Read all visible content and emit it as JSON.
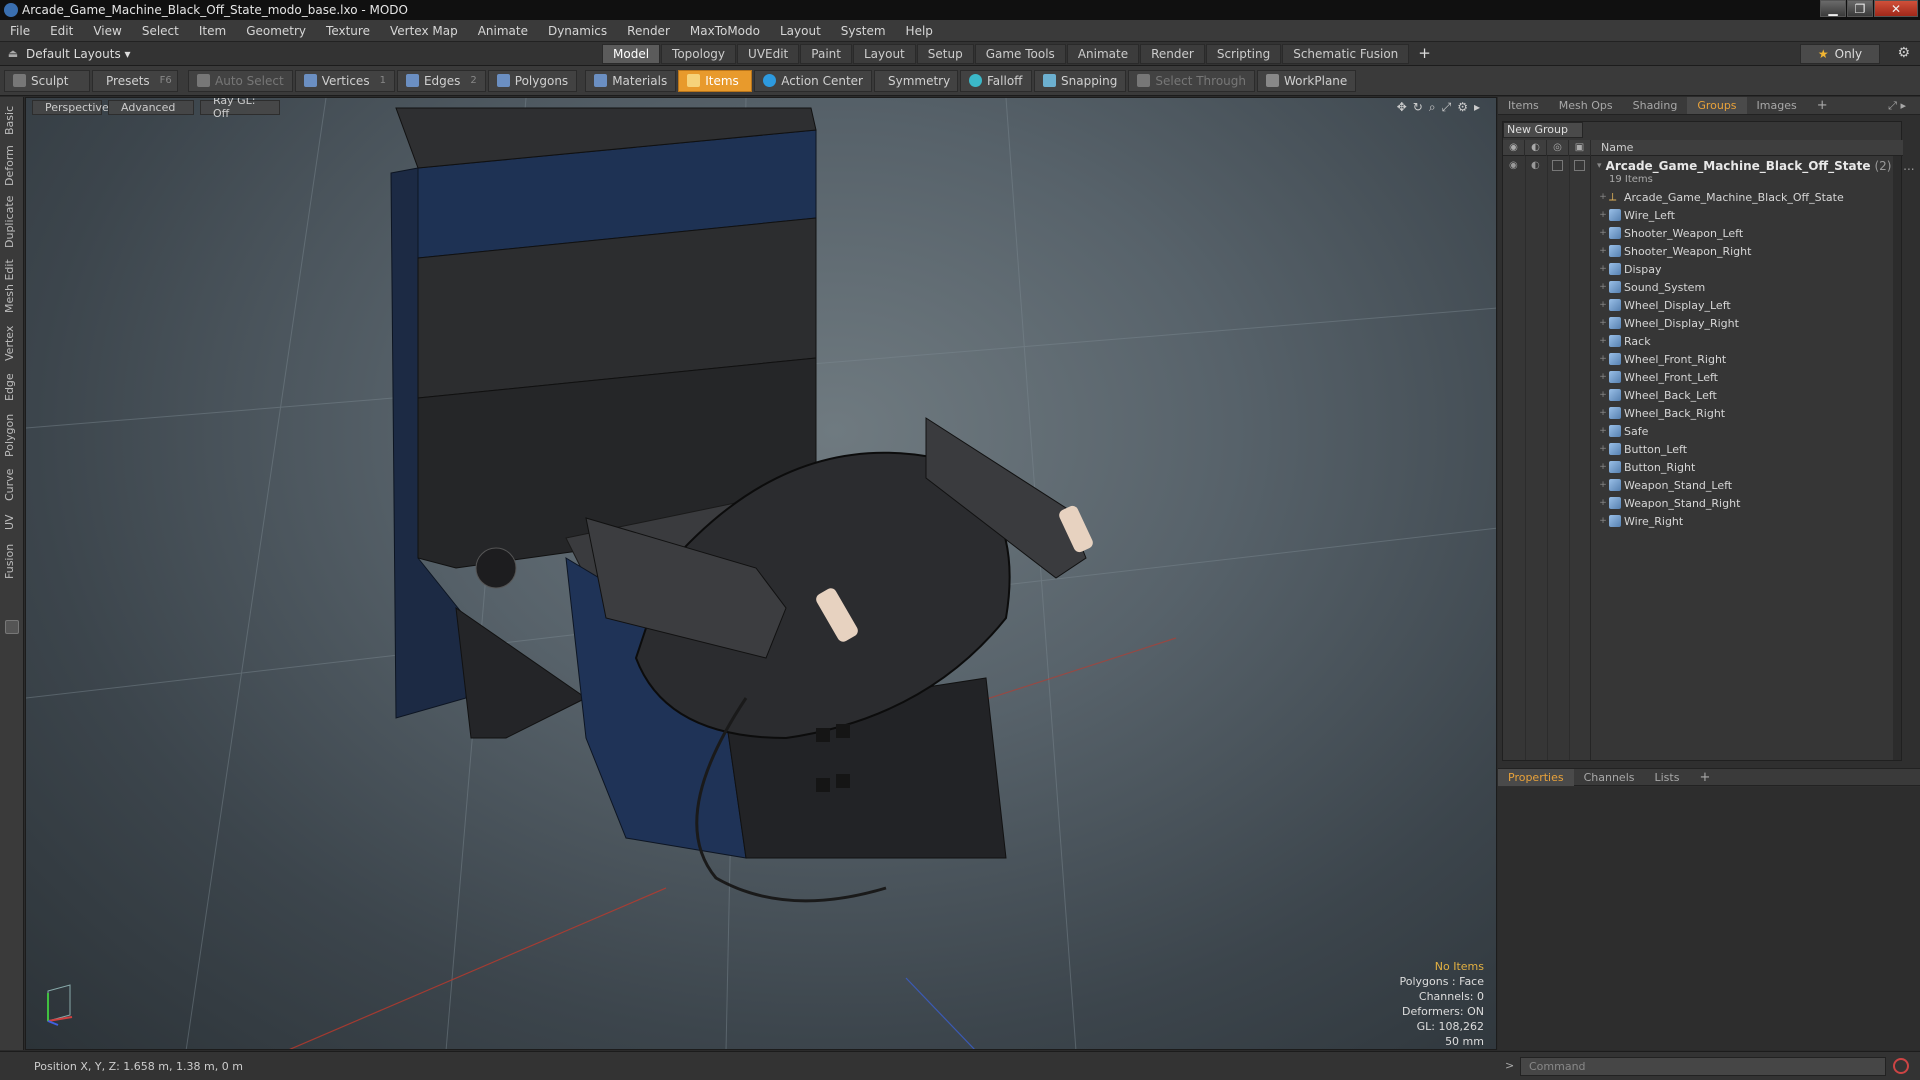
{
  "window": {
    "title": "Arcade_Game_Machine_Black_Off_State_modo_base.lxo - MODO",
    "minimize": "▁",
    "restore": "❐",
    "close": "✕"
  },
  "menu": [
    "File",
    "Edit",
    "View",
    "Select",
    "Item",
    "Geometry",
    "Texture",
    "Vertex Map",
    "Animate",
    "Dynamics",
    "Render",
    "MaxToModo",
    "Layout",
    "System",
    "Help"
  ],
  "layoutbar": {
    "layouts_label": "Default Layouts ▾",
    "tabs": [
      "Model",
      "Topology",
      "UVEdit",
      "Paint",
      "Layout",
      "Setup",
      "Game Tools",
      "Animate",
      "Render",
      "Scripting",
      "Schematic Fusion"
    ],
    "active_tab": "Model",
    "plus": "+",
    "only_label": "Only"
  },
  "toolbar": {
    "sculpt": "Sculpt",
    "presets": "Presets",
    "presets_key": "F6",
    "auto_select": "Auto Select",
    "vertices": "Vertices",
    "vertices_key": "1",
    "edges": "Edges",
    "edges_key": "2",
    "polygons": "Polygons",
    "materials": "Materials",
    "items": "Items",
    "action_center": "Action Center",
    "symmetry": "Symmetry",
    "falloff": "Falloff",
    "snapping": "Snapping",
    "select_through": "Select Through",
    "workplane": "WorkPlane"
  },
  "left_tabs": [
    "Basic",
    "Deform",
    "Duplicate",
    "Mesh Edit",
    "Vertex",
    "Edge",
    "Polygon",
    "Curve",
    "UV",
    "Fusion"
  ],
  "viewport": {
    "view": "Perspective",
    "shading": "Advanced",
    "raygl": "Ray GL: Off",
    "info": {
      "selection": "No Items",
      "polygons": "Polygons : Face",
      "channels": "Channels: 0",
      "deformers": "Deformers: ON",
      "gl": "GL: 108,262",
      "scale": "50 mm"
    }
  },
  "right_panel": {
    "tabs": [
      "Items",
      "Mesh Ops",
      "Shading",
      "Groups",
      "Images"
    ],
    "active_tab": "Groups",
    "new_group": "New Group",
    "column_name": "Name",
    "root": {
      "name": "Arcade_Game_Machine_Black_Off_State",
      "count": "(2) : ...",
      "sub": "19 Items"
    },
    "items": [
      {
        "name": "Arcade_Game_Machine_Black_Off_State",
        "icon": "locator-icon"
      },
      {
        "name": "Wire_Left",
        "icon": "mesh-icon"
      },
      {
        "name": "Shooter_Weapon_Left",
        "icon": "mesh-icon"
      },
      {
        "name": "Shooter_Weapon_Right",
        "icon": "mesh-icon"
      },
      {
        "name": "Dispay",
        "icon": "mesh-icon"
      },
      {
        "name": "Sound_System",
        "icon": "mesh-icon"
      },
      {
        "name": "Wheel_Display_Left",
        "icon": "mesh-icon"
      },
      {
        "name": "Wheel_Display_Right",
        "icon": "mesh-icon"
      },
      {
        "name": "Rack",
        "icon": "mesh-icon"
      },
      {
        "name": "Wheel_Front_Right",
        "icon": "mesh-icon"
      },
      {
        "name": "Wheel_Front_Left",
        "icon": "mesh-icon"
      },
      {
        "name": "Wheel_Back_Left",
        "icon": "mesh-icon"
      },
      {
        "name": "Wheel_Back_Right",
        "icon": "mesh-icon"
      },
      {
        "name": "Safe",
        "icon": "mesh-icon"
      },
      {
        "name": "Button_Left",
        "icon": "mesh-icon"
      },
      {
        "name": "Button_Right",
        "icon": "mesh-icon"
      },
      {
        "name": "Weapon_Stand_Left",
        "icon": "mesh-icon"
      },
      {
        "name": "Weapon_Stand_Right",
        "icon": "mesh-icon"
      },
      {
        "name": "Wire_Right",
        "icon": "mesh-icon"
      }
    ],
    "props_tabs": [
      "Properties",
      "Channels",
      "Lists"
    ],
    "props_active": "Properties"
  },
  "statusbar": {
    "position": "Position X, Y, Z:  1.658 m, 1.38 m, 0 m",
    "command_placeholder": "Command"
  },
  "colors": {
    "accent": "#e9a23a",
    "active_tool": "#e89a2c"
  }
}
_ _ _ _ _ _ _
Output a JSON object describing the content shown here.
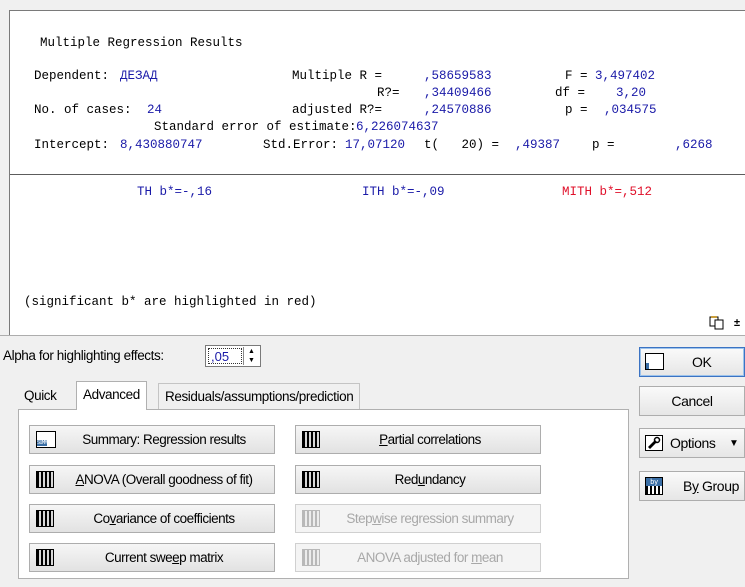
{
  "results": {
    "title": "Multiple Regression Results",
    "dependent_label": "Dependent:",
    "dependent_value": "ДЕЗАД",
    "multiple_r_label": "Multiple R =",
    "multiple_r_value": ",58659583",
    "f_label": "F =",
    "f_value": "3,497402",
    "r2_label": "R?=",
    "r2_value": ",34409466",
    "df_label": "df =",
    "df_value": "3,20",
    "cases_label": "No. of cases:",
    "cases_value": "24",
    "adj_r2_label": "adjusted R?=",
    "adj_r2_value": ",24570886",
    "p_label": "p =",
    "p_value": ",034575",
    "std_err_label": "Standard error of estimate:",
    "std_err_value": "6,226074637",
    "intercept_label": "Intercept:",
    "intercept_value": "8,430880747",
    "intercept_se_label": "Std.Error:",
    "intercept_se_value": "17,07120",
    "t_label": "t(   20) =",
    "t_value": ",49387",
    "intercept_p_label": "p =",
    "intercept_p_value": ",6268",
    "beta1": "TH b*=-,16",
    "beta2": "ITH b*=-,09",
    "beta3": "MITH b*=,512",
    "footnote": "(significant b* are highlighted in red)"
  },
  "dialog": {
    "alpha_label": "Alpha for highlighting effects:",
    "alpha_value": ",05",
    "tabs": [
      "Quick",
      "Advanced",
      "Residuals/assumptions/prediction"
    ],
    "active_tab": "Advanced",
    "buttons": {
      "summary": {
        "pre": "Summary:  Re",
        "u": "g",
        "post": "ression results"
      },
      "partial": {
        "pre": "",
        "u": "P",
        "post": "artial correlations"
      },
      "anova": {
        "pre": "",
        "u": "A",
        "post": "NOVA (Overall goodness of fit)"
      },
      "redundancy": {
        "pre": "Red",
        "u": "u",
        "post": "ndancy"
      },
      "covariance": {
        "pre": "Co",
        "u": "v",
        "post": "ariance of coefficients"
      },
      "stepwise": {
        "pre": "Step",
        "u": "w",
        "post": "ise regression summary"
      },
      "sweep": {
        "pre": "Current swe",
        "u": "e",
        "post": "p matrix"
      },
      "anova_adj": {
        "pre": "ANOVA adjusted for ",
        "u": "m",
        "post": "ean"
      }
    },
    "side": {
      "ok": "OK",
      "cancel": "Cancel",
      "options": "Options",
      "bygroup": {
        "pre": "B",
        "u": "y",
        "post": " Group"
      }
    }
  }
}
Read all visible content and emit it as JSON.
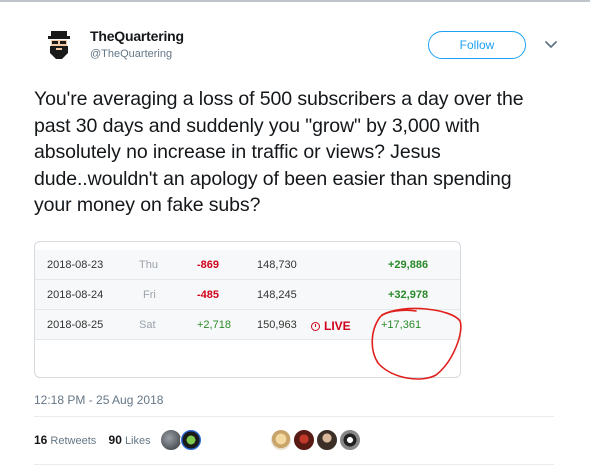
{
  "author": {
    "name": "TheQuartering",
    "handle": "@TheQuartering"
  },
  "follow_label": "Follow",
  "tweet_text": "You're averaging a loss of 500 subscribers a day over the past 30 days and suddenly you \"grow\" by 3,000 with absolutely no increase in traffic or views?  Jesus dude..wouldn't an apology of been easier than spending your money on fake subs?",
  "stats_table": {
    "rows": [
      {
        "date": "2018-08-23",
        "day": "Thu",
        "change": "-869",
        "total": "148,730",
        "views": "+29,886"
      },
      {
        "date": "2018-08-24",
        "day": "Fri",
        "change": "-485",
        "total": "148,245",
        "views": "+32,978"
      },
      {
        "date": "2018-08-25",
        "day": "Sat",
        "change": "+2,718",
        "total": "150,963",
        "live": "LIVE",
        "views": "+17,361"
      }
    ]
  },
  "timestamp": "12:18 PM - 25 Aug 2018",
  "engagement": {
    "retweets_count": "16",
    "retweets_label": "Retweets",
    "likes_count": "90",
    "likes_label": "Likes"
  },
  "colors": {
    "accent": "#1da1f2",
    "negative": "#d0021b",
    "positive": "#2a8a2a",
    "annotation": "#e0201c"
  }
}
_ _ _ _ _ _ _
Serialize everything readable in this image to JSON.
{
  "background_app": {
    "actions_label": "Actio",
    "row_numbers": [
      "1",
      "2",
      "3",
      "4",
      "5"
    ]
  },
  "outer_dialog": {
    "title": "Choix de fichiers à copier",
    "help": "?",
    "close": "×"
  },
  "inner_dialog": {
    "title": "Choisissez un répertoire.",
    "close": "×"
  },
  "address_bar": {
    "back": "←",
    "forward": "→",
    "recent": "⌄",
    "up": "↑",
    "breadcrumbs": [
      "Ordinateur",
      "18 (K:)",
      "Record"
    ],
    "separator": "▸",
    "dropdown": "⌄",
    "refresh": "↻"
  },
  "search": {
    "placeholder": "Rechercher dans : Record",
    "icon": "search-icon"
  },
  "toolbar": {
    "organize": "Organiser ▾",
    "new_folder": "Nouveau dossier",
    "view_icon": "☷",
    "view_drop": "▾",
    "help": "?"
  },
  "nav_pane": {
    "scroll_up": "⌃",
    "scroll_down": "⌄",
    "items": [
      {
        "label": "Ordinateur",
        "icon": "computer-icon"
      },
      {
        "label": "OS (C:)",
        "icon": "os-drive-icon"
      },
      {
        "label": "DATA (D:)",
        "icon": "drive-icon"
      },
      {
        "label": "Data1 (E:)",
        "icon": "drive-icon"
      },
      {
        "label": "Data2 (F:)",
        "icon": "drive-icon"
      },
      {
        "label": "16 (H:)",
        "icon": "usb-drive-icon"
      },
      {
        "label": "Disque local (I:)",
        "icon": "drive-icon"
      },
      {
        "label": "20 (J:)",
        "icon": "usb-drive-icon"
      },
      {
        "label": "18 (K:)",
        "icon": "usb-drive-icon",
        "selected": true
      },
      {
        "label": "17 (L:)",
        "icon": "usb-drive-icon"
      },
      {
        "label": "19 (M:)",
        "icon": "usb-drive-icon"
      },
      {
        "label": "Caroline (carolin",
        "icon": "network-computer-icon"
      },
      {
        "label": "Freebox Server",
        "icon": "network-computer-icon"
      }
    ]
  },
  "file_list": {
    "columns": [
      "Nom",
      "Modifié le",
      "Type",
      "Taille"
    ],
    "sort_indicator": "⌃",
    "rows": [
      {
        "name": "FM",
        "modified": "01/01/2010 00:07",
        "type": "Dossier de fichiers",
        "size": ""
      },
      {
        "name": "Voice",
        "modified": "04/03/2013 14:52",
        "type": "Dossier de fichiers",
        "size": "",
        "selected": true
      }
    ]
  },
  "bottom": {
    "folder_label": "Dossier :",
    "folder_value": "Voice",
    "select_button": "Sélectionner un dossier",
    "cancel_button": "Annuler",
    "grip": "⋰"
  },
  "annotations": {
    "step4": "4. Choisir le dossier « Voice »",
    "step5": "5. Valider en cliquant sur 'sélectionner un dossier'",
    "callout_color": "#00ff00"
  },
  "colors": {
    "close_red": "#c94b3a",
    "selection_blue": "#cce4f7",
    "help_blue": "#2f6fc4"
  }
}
_ _ _ _ _ _ _
**What you have to do**
Search the data for "adjusted". Copy every matching line.

**Completed exercise**
    "adj_r2_label": "adjusted R?=",
        "pre": "ANOVA adjusted for ",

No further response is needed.